Task to complete | Pictures do not belong in your copy. Repeat all the other data exactly.

Stored data entries:
____________________

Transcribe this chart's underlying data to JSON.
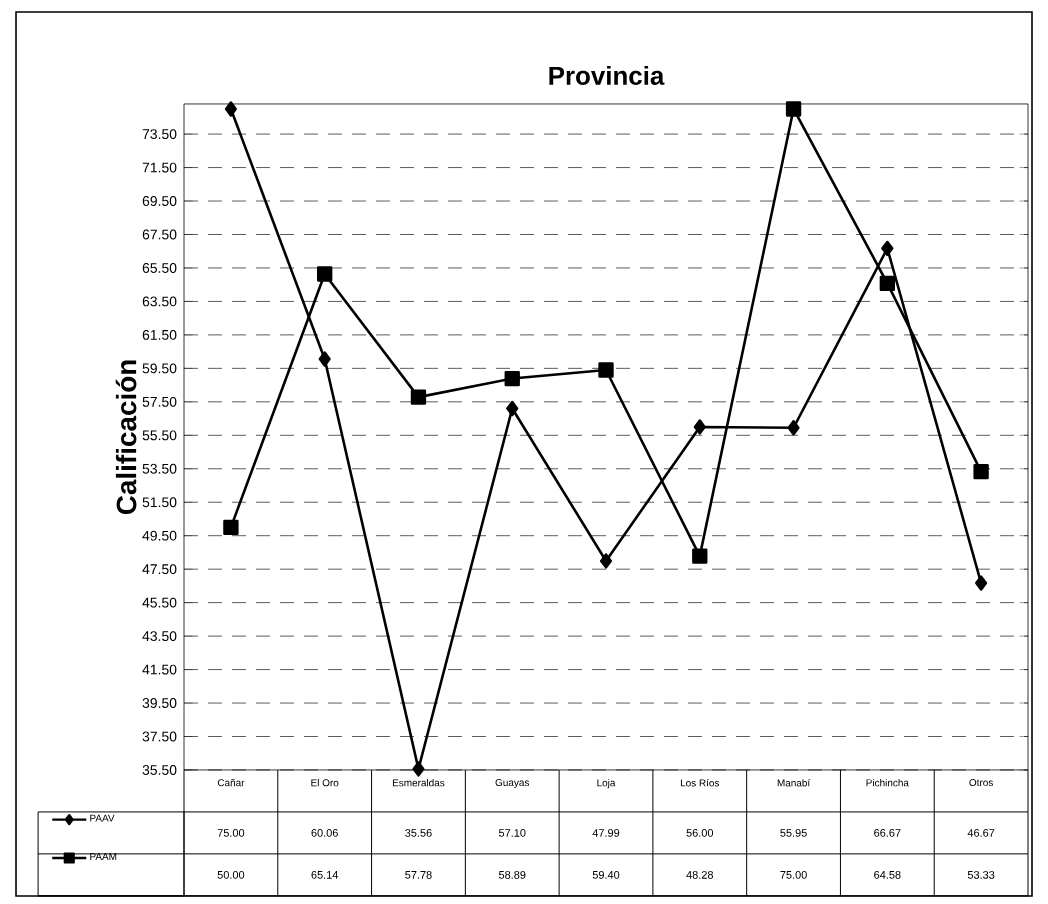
{
  "chart_data": {
    "type": "line",
    "title": "Provincia",
    "ylabel": "Calificación",
    "categories": [
      "Cañar",
      "El Oro",
      "Esmeraldas",
      "Guayas",
      "Loja",
      "Los Ríos",
      "Manabí",
      "Pichincha",
      "Otros"
    ],
    "series": [
      {
        "name": "PAAV",
        "color": "#000000",
        "marker": "diamond",
        "values": [
          75.0,
          60.06,
          35.56,
          57.1,
          47.99,
          56.0,
          55.95,
          66.67,
          46.67
        ],
        "value_labels": [
          "75.00",
          "60.06",
          "35.56",
          "57.10",
          "47.99",
          "56.00",
          "55.95",
          "66.67",
          "46.67"
        ]
      },
      {
        "name": "PAAM",
        "color": "#000000",
        "marker": "square",
        "values": [
          50.0,
          65.14,
          57.78,
          58.89,
          59.4,
          48.28,
          75.0,
          64.58,
          53.33
        ],
        "value_labels": [
          "50.00",
          "65.14",
          "57.78",
          "58.89",
          "59.40",
          "48.28",
          "75.00",
          "64.58",
          "53.33"
        ]
      }
    ],
    "ylim": [
      35.5,
      75.3
    ],
    "yticks": [
      {
        "value": 35.5,
        "label": "35.50"
      },
      {
        "value": 37.5,
        "label": "37.50"
      },
      {
        "value": 39.5,
        "label": "39.50"
      },
      {
        "value": 41.5,
        "label": "41.50"
      },
      {
        "value": 43.5,
        "label": "43.50"
      },
      {
        "value": 45.5,
        "label": "45.50"
      },
      {
        "value": 47.5,
        "label": "47.50"
      },
      {
        "value": 49.5,
        "label": "49.50"
      },
      {
        "value": 51.5,
        "label": "51.50"
      },
      {
        "value": 53.5,
        "label": "53.50"
      },
      {
        "value": 55.5,
        "label": "55.50"
      },
      {
        "value": 57.5,
        "label": "57.50"
      },
      {
        "value": 59.5,
        "label": "59.50"
      },
      {
        "value": 61.5,
        "label": "61.50"
      },
      {
        "value": 63.5,
        "label": "63.50"
      },
      {
        "value": 65.5,
        "label": "65.50"
      },
      {
        "value": 67.5,
        "label": "67.50"
      },
      {
        "value": 69.5,
        "label": "69.50"
      },
      {
        "value": 71.5,
        "label": "71.50"
      },
      {
        "value": 73.5,
        "label": "73.50"
      }
    ],
    "grid": "y",
    "legend": "bottom",
    "line_style": "solid"
  }
}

____________________

The result |
Transcribe this chart's underlying data to JSON.
{
  "chart_data": {
    "type": "line",
    "title": "Provincia",
    "ylabel": "Calificación",
    "categories": [
      "Cañar",
      "El Oro",
      "Esmeraldas",
      "Guayas",
      "Loja",
      "Los Ríos",
      "Manabí",
      "Pichincha",
      "Otros"
    ],
    "series": [
      {
        "name": "PAAV",
        "color": "#000000",
        "marker": "diamond",
        "values": [
          75.0,
          60.06,
          35.56,
          57.1,
          47.99,
          56.0,
          55.95,
          66.67,
          46.67
        ],
        "value_labels": [
          "75.00",
          "60.06",
          "35.56",
          "57.10",
          "47.99",
          "56.00",
          "55.95",
          "66.67",
          "46.67"
        ]
      },
      {
        "name": "PAAM",
        "color": "#000000",
        "marker": "square",
        "values": [
          50.0,
          65.14,
          57.78,
          58.89,
          59.4,
          48.28,
          75.0,
          64.58,
          53.33
        ],
        "value_labels": [
          "50.00",
          "65.14",
          "57.78",
          "58.89",
          "59.40",
          "48.28",
          "75.00",
          "64.58",
          "53.33"
        ]
      }
    ],
    "ylim": [
      35.5,
      75.3
    ],
    "yticks": [
      {
        "value": 35.5,
        "label": "35.50"
      },
      {
        "value": 37.5,
        "label": "37.50"
      },
      {
        "value": 39.5,
        "label": "39.50"
      },
      {
        "value": 41.5,
        "label": "41.50"
      },
      {
        "value": 43.5,
        "label": "43.50"
      },
      {
        "value": 45.5,
        "label": "45.50"
      },
      {
        "value": 47.5,
        "label": "47.50"
      },
      {
        "value": 49.5,
        "label": "49.50"
      },
      {
        "value": 51.5,
        "label": "51.50"
      },
      {
        "value": 53.5,
        "label": "53.50"
      },
      {
        "value": 55.5,
        "label": "55.50"
      },
      {
        "value": 57.5,
        "label": "57.50"
      },
      {
        "value": 59.5,
        "label": "59.50"
      },
      {
        "value": 61.5,
        "label": "61.50"
      },
      {
        "value": 63.5,
        "label": "63.50"
      },
      {
        "value": 65.5,
        "label": "65.50"
      },
      {
        "value": 67.5,
        "label": "67.50"
      },
      {
        "value": 69.5,
        "label": "69.50"
      },
      {
        "value": 71.5,
        "label": "71.50"
      },
      {
        "value": 73.5,
        "label": "73.50"
      }
    ],
    "grid": "y",
    "legend": "bottom",
    "line_style": "solid"
  }
}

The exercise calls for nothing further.